> [What the task asks]: Write out the records below once more, exactly as they stand.

* * * *

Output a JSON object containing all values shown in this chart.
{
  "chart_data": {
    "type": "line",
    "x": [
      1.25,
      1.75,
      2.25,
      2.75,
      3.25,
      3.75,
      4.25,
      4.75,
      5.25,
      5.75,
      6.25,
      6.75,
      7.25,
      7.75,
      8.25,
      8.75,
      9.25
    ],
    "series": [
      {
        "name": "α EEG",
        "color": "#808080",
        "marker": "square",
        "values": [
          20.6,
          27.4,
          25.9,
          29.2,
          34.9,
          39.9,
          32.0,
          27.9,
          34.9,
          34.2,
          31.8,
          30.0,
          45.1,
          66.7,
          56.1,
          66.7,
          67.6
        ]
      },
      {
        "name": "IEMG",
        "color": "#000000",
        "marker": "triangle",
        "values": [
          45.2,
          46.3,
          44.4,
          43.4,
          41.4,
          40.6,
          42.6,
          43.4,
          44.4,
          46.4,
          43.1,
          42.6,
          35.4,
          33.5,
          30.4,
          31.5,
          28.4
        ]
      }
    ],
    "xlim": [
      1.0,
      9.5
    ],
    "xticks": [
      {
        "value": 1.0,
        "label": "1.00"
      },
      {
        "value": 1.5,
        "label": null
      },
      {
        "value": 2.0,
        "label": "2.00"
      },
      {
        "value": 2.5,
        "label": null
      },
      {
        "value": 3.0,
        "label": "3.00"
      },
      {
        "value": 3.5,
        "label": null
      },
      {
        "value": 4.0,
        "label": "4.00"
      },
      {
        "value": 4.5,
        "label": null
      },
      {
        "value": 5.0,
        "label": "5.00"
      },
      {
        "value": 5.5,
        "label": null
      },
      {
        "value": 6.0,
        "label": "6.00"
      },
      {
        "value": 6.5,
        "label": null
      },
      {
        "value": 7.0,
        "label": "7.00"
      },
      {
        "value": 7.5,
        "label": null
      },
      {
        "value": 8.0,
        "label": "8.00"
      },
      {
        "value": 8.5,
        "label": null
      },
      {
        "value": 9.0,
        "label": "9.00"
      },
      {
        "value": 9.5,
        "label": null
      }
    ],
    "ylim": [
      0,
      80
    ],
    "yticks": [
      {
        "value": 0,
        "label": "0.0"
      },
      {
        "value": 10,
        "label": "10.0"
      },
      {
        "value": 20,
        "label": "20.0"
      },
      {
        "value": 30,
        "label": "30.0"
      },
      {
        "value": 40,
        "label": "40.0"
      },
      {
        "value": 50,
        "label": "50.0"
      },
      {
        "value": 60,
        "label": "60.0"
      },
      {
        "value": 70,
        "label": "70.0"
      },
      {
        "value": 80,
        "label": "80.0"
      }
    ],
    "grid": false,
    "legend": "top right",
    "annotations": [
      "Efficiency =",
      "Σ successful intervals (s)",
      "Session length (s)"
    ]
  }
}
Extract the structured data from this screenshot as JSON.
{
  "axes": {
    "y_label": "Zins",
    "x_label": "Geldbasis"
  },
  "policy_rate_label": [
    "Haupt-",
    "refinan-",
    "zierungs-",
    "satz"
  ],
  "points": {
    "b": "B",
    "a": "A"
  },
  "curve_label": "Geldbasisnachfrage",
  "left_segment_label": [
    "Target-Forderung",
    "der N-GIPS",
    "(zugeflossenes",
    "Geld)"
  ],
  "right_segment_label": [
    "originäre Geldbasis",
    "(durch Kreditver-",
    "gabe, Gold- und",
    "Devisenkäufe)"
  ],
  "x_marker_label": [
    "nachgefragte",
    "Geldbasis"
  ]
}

* * * *

> [Exercise response]:
Output a JSON object containing all values shown in this chart.
{
  "chart_data": {
    "type": "line",
    "x": [
      1.25,
      1.75,
      2.25,
      2.75,
      3.25,
      3.75,
      4.25,
      4.75,
      5.25,
      5.75,
      6.25,
      6.75,
      7.25,
      7.75,
      8.25,
      8.75,
      9.25
    ],
    "series": [
      {
        "name": "α EEG",
        "color": "#808080",
        "marker": "square",
        "values": [
          20.6,
          27.4,
          25.9,
          29.2,
          34.9,
          39.9,
          32.0,
          27.9,
          34.9,
          34.2,
          31.8,
          30.0,
          45.1,
          66.7,
          56.1,
          66.7,
          67.6
        ]
      },
      {
        "name": "IEMG",
        "color": "#000000",
        "marker": "triangle",
        "values": [
          45.2,
          46.3,
          44.4,
          43.4,
          41.4,
          40.6,
          42.6,
          43.4,
          44.4,
          46.4,
          43.1,
          42.6,
          35.4,
          33.5,
          30.4,
          31.5,
          28.4
        ]
      }
    ],
    "xlim": [
      1.0,
      9.5
    ],
    "xticks": [
      {
        "value": 1.0,
        "label": "1.00"
      },
      {
        "value": 1.5,
        "label": null
      },
      {
        "value": 2.0,
        "label": "2.00"
      },
      {
        "value": 2.5,
        "label": null
      },
      {
        "value": 3.0,
        "label": "3.00"
      },
      {
        "value": 3.5,
        "label": null
      },
      {
        "value": 4.0,
        "label": "4.00"
      },
      {
        "value": 4.5,
        "label": null
      },
      {
        "value": 5.0,
        "label": "5.00"
      },
      {
        "value": 5.5,
        "label": null
      },
      {
        "value": 6.0,
        "label": "6.00"
      },
      {
        "value": 6.5,
        "label": null
      },
      {
        "value": 7.0,
        "label": "7.00"
      },
      {
        "value": 7.5,
        "label": null
      },
      {
        "value": 8.0,
        "label": "8.00"
      },
      {
        "value": 8.5,
        "label": null
      },
      {
        "value": 9.0,
        "label": "9.00"
      },
      {
        "value": 9.5,
        "label": null
      }
    ],
    "ylim": [
      0,
      80
    ],
    "yticks": [
      {
        "value": 0,
        "label": "0.0"
      },
      {
        "value": 10,
        "label": "10.0"
      },
      {
        "value": 20,
        "label": "20.0"
      },
      {
        "value": 30,
        "label": "30.0"
      },
      {
        "value": 40,
        "label": "40.0"
      },
      {
        "value": 50,
        "label": "50.0"
      },
      {
        "value": 60,
        "label": "60.0"
      },
      {
        "value": 70,
        "label": "70.0"
      },
      {
        "value": 80,
        "label": "80.0"
      }
    ],
    "grid": false,
    "legend": "top right",
    "annotations": [
      "Efficiency =",
      "Σ successful intervals (s)",
      "Session length (s)"
    ]
  }
}
Extract the structured data from this screenshot as JSON.
{
  "axes": {
    "y_label": "Zins",
    "x_label": "Geldbasis"
  },
  "policy_rate_label": [
    "Haupt-",
    "refinan-",
    "zierungs-",
    "satz"
  ],
  "points": {
    "b": "B",
    "a": "A"
  },
  "curve_label": "Geldbasisnachfrage",
  "left_segment_label": [
    "Target-Forderung",
    "der N-GIPS",
    "(zugeflossenes",
    "Geld)"
  ],
  "right_segment_label": [
    "originäre Geldbasis",
    "(durch Kreditver-",
    "gabe, Gold- und",
    "Devisenkäufe)"
  ],
  "x_marker_label": [
    "nachgefragte",
    "Geldbasis"
  ]
}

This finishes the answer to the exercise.